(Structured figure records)
^^^^^^^^^^^^^^^^
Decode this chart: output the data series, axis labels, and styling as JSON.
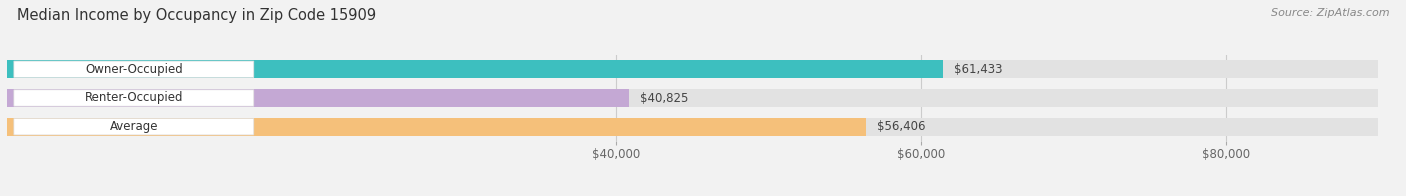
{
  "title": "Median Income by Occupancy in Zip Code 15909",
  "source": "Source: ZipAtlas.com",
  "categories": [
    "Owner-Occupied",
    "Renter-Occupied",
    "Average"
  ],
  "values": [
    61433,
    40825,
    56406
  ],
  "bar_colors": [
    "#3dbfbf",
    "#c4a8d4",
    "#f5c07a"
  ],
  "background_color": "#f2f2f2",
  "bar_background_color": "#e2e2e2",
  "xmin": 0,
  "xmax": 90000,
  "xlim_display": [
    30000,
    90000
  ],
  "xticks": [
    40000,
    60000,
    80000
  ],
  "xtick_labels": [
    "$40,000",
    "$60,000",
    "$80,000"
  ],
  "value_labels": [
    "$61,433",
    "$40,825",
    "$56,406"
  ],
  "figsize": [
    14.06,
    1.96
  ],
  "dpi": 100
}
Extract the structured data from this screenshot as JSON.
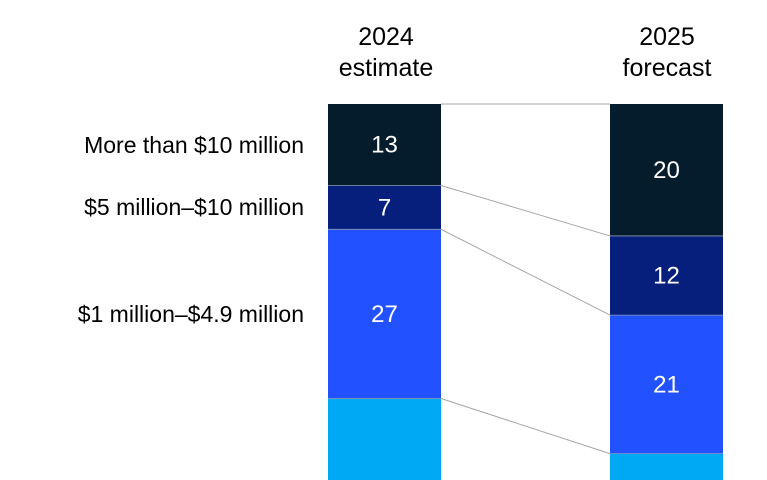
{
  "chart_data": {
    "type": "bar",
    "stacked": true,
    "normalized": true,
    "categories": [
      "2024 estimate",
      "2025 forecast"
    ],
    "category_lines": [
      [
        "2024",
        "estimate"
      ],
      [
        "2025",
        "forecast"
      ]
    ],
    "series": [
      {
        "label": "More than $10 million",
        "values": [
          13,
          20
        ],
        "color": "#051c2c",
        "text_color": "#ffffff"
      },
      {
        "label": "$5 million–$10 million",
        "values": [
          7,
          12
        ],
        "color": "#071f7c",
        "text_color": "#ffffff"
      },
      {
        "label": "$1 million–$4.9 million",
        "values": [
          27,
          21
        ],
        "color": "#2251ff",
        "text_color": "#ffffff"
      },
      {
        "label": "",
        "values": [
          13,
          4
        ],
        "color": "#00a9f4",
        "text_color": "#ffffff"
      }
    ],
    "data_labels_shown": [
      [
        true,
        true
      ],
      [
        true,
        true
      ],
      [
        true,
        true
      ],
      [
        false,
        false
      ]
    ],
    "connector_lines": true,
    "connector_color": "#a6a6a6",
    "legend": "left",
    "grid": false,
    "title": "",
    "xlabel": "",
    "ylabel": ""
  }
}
^^^^^^^^^^^^^^^^
EXERCISE OBJECTIVE: Search the preceding listing for the word "million" and pull out every line that holds it.

PROBLEM SOLUTION:
        "label": "More than $10 million",
        "label": "$5 million–$10 million",
        "label": "$1 million–$4.9 million",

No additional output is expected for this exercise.